(EXERCISE PROMPT)
Reproduce all records verbatim.

(MATERIAL)
────
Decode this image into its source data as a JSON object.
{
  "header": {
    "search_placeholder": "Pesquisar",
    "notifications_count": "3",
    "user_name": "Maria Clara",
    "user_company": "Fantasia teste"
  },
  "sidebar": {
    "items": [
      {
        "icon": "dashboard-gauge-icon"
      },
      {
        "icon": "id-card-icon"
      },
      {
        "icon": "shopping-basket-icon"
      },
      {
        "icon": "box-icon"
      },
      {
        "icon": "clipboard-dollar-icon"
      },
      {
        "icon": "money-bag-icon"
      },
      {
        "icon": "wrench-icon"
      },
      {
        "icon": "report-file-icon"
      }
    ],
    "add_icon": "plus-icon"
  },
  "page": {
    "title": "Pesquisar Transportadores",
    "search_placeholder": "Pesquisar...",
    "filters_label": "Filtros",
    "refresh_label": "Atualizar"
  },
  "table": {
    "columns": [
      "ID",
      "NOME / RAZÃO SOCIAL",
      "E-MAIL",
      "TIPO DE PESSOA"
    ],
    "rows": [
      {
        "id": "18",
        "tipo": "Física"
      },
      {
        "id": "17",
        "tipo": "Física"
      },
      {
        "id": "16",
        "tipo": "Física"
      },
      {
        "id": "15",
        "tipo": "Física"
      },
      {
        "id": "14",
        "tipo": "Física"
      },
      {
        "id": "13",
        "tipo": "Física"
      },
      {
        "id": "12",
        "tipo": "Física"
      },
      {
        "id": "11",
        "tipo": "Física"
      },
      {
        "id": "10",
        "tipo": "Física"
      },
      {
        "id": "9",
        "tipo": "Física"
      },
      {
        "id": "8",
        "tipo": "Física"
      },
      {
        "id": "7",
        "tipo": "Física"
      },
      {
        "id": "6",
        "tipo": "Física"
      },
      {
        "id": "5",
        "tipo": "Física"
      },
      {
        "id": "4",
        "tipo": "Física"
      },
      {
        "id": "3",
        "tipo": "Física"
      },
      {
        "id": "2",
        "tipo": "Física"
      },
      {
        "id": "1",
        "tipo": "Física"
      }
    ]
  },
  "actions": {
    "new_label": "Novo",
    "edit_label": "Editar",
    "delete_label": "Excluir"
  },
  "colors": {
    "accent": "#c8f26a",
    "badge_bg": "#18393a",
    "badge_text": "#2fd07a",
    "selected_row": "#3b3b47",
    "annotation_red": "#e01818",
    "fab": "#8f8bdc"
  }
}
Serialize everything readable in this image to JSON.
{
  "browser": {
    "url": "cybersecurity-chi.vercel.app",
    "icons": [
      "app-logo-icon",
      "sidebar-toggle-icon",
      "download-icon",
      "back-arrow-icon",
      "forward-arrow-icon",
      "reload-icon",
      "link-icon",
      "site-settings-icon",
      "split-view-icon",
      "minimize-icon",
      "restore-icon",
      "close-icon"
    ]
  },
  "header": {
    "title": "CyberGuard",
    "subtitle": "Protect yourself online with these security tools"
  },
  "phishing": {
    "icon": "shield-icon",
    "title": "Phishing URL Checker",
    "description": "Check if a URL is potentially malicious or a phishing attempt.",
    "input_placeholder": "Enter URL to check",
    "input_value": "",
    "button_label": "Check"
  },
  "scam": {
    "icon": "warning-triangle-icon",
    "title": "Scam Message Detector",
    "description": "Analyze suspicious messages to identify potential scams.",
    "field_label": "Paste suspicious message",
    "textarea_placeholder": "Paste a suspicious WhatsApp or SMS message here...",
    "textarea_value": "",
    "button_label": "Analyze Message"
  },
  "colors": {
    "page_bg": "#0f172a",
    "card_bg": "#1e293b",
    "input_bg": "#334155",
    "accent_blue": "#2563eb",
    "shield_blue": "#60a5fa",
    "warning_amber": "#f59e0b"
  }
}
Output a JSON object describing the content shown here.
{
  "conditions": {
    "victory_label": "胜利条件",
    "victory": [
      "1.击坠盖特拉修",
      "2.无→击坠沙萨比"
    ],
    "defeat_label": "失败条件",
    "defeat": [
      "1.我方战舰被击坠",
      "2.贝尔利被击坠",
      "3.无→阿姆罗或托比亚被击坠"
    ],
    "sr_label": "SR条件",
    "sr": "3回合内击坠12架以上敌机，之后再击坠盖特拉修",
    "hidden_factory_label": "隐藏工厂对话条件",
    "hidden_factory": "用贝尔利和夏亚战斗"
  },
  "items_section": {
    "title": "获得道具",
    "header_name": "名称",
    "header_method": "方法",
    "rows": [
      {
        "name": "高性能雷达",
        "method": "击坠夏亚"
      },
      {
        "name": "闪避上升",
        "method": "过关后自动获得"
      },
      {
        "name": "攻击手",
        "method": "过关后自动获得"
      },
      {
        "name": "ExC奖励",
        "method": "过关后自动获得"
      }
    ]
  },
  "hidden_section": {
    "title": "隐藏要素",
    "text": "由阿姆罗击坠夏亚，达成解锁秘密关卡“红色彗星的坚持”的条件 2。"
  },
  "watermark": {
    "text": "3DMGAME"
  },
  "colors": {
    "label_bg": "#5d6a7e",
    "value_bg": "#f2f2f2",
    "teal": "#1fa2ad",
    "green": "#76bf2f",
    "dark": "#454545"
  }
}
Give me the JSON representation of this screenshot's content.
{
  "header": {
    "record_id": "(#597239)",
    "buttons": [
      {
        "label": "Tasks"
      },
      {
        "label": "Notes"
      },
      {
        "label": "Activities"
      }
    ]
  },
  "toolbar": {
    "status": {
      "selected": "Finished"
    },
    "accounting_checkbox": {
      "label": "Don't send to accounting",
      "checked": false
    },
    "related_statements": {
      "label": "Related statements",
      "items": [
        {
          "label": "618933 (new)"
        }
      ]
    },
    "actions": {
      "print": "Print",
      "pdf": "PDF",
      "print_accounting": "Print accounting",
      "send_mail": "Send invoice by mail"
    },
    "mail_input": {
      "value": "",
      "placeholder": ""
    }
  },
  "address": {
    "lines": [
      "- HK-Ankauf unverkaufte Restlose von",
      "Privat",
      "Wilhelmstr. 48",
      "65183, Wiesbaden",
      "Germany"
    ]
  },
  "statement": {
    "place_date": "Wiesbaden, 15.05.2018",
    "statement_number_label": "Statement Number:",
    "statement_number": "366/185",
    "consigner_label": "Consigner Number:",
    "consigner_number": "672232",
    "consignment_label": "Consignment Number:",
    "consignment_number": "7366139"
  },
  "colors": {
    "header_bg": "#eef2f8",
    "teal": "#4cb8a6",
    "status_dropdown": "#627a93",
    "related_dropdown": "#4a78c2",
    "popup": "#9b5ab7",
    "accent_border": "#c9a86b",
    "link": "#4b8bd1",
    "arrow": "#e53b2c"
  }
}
────
(SOLUTION TO THIS TASK)
Decode this image into its source data as a JSON object.
{
  "header": {
    "search_placeholder": "Pesquisar",
    "notifications_count": "3",
    "user_name": "Maria Clara",
    "user_company": "Fantasia teste"
  },
  "sidebar": {
    "items": [
      {
        "icon": "dashboard-gauge-icon"
      },
      {
        "icon": "id-card-icon"
      },
      {
        "icon": "shopping-basket-icon"
      },
      {
        "icon": "box-icon"
      },
      {
        "icon": "clipboard-dollar-icon"
      },
      {
        "icon": "money-bag-icon"
      },
      {
        "icon": "wrench-icon"
      },
      {
        "icon": "report-file-icon"
      }
    ],
    "add_icon": "plus-icon"
  },
  "page": {
    "title": "Pesquisar Transportadores",
    "search_placeholder": "Pesquisar...",
    "filters_label": "Filtros",
    "refresh_label": "Atualizar"
  },
  "table": {
    "columns": [
      "ID",
      "NOME / RAZÃO SOCIAL",
      "E-MAIL",
      "TIPO DE PESSOA"
    ],
    "rows": [
      {
        "id": "18",
        "tipo": "Física"
      },
      {
        "id": "17",
        "tipo": "Física"
      },
      {
        "id": "16",
        "tipo": "Física"
      },
      {
        "id": "15",
        "tipo": "Física"
      },
      {
        "id": "14",
        "tipo": "Física"
      },
      {
        "id": "13",
        "tipo": "Física"
      },
      {
        "id": "12",
        "tipo": "Física"
      },
      {
        "id": "11",
        "tipo": "Física"
      },
      {
        "id": "10",
        "tipo": "Física"
      },
      {
        "id": "9",
        "tipo": "Física"
      },
      {
        "id": "8",
        "tipo": "Física"
      },
      {
        "id": "7",
        "tipo": "Física"
      },
      {
        "id": "6",
        "tipo": "Física"
      },
      {
        "id": "5",
        "tipo": "Física"
      },
      {
        "id": "4",
        "tipo": "Física"
      },
      {
        "id": "3",
        "tipo": "Física"
      },
      {
        "id": "2",
        "tipo": "Física"
      },
      {
        "id": "1",
        "tipo": "Física"
      }
    ]
  },
  "actions": {
    "new_label": "Novo",
    "edit_label": "Editar",
    "delete_label": "Excluir"
  },
  "colors": {
    "accent": "#c8f26a",
    "badge_bg": "#18393a",
    "badge_text": "#2fd07a",
    "selected_row": "#3b3b47",
    "annotation_red": "#e01818",
    "fab": "#8f8bdc"
  }
}
Serialize everything readable in this image to JSON.
{
  "browser": {
    "url": "cybersecurity-chi.vercel.app",
    "icons": [
      "app-logo-icon",
      "sidebar-toggle-icon",
      "download-icon",
      "back-arrow-icon",
      "forward-arrow-icon",
      "reload-icon",
      "link-icon",
      "site-settings-icon",
      "split-view-icon",
      "minimize-icon",
      "restore-icon",
      "close-icon"
    ]
  },
  "header": {
    "title": "CyberGuard",
    "subtitle": "Protect yourself online with these security tools"
  },
  "phishing": {
    "icon": "shield-icon",
    "title": "Phishing URL Checker",
    "description": "Check if a URL is potentially malicious or a phishing attempt.",
    "input_placeholder": "Enter URL to check",
    "input_value": "",
    "button_label": "Check"
  },
  "scam": {
    "icon": "warning-triangle-icon",
    "title": "Scam Message Detector",
    "description": "Analyze suspicious messages to identify potential scams.",
    "field_label": "Paste suspicious message",
    "textarea_placeholder": "Paste a suspicious WhatsApp or SMS message here...",
    "textarea_value": "",
    "button_label": "Analyze Message"
  },
  "colors": {
    "page_bg": "#0f172a",
    "card_bg": "#1e293b",
    "input_bg": "#334155",
    "accent_blue": "#2563eb",
    "shield_blue": "#60a5fa",
    "warning_amber": "#f59e0b"
  }
}
Output a JSON object describing the content shown here.
{
  "conditions": {
    "victory_label": "胜利条件",
    "victory": [
      "1.击坠盖特拉修",
      "2.无→击坠沙萨比"
    ],
    "defeat_label": "失败条件",
    "defeat": [
      "1.我方战舰被击坠",
      "2.贝尔利被击坠",
      "3.无→阿姆罗或托比亚被击坠"
    ],
    "sr_label": "SR条件",
    "sr": "3回合内击坠12架以上敌机，之后再击坠盖特拉修",
    "hidden_factory_label": "隐藏工厂对话条件",
    "hidden_factory": "用贝尔利和夏亚战斗"
  },
  "items_section": {
    "title": "获得道具",
    "header_name": "名称",
    "header_method": "方法",
    "rows": [
      {
        "name": "高性能雷达",
        "method": "击坠夏亚"
      },
      {
        "name": "闪避上升",
        "method": "过关后自动获得"
      },
      {
        "name": "攻击手",
        "method": "过关后自动获得"
      },
      {
        "name": "ExC奖励",
        "method": "过关后自动获得"
      }
    ]
  },
  "hidden_section": {
    "title": "隐藏要素",
    "text": "由阿姆罗击坠夏亚，达成解锁秘密关卡“红色彗星的坚持”的条件 2。"
  },
  "watermark": {
    "text": "3DMGAME"
  },
  "colors": {
    "label_bg": "#5d6a7e",
    "value_bg": "#f2f2f2",
    "teal": "#1fa2ad",
    "green": "#76bf2f",
    "dark": "#454545"
  }
}
Give me the JSON representation of this screenshot's content.
{
  "header": {
    "record_id": "(#597239)",
    "buttons": [
      {
        "label": "Tasks"
      },
      {
        "label": "Notes"
      },
      {
        "label": "Activities"
      }
    ]
  },
  "toolbar": {
    "status": {
      "selected": "Finished"
    },
    "accounting_checkbox": {
      "label": "Don't send to accounting",
      "checked": false
    },
    "related_statements": {
      "label": "Related statements",
      "items": [
        {
          "label": "618933 (new)"
        }
      ]
    },
    "actions": {
      "print": "Print",
      "pdf": "PDF",
      "print_accounting": "Print accounting",
      "send_mail": "Send invoice by mail"
    },
    "mail_input": {
      "value": "",
      "placeholder": ""
    }
  },
  "address": {
    "lines": [
      "- HK-Ankauf unverkaufte Restlose von",
      "Privat",
      "Wilhelmstr. 48",
      "65183, Wiesbaden",
      "Germany"
    ]
  },
  "statement": {
    "place_date": "Wiesbaden, 15.05.2018",
    "statement_number_label": "Statement Number:",
    "statement_number": "366/185",
    "consigner_label": "Consigner Number:",
    "consigner_number": "672232",
    "consignment_label": "Consignment Number:",
    "consignment_number": "7366139"
  },
  "colors": {
    "header_bg": "#eef2f8",
    "teal": "#4cb8a6",
    "status_dropdown": "#627a93",
    "related_dropdown": "#4a78c2",
    "popup": "#9b5ab7",
    "accent_border": "#c9a86b",
    "link": "#4b8bd1",
    "arrow": "#e53b2c"
  }
}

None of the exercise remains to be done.